» **Task requirements**:
a – In the passage on styling Autoform forms, reproduce the wording that starts with "So I tortured" and goes on through "anything pretty much.".
b – According to the passage on styling Autoform forms, which npm module does the writer use together with Autoform?
c – Continue the passage on styling Autoform forms, beginning right after its last sentence.

So I tortured myself for a week or two slowly figuring out how to style the forms and have been able to completely change how they look. The basics come down to CSS I’m afraid … lots of “inspect” followed by css updates, but I can say that you can get at anything pretty much.

I use Autoform exclusively as I am doing a time boxed project that should have quite a few people on it (what’s new?) … and I use it with the simpl-schema npm module. The main trick is to use the uniforms object as part of your field definition when you want to take more control … an example:

        uniforms: {
            disabled: true,
            id: "inlinearray",
        },

Disabling a field makes it read only, obviously, and I do this whenever I want auto form to display useful info. In this case, though, it is a set of tags that I am showing. The tag itself is a react component that I have styled to look like a real tag, with rounded ends and a little round x button on the left to remove the tag. Works great. But in this place, I do not want the tag to be editable, as trhat is handled in another way. So disabled. I hated the way arrays were displayed (block), so I found a really neat trick to have tags display inline and wrap so you can add as many as you need. I use the id field, which is the only one I can find that shows up in the actual HTML, allowing it to be addressed in css. Basically, it is the poor man’s class. So unfortunate that uniforms does not seem to allow for much more flexible styling. No doubt that’s what they include every style under the sun as separate packages.

(Dataset rows)
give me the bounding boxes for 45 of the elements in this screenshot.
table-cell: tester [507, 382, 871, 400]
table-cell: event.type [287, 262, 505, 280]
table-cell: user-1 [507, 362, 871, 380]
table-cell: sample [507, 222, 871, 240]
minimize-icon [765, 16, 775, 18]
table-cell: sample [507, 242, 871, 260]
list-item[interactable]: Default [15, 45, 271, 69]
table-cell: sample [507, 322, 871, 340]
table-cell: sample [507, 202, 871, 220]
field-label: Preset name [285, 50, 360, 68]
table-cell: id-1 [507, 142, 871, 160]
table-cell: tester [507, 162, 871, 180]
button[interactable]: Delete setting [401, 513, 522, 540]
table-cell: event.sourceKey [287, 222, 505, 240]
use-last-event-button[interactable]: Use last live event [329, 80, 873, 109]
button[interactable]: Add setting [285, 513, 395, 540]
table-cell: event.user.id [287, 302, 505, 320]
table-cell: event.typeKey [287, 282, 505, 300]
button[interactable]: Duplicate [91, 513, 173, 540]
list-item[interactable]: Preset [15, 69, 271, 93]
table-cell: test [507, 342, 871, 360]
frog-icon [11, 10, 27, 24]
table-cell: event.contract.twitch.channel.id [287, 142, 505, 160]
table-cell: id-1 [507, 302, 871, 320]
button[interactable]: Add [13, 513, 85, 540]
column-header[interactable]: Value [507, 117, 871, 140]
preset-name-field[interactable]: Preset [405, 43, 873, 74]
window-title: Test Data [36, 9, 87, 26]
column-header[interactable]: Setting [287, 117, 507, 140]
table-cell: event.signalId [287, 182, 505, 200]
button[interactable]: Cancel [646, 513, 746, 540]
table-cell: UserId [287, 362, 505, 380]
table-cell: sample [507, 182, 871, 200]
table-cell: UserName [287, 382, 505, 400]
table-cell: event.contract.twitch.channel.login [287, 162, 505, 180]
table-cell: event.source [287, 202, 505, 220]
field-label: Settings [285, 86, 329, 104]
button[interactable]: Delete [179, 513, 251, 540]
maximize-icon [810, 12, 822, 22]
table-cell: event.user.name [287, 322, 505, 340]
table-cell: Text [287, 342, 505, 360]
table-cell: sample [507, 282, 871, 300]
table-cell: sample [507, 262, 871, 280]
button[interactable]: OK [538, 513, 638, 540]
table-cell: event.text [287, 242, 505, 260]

» **Responses to the exercise**:
a –
So I tortured myself for a week or two slowly figuring out how to style the forms and have been able to completely change how they look. The basics come down to CSS I’m afraid … lots of “inspect” followed by css updates, but I can say that you can get at anything pretty much.

b – The simpl-schema npm module.

c –
The css I use for this “inlinearray” id is:

form > ul[id=inlinearray] {
    margin-top: 1rem;
    display: inline-flex;
    align-items: center;
    flex-wrap: wrap;
}

form > ul[id=inlinearray] > label, form > ul[id=inlinearray] > div {
    display: inline-flex;
    align-items: center;
    justify-content: center;
}

This looks pretty good. Of course, I have similar css for blockarray when I want to have an array of sub objects properly indented and separated with a subtle background color to separate them from the main elements. I also shrink the labels in sub forms and so on.

It can be done, but it is harder than it should be. Alas, every package has its compromises. Best of luck.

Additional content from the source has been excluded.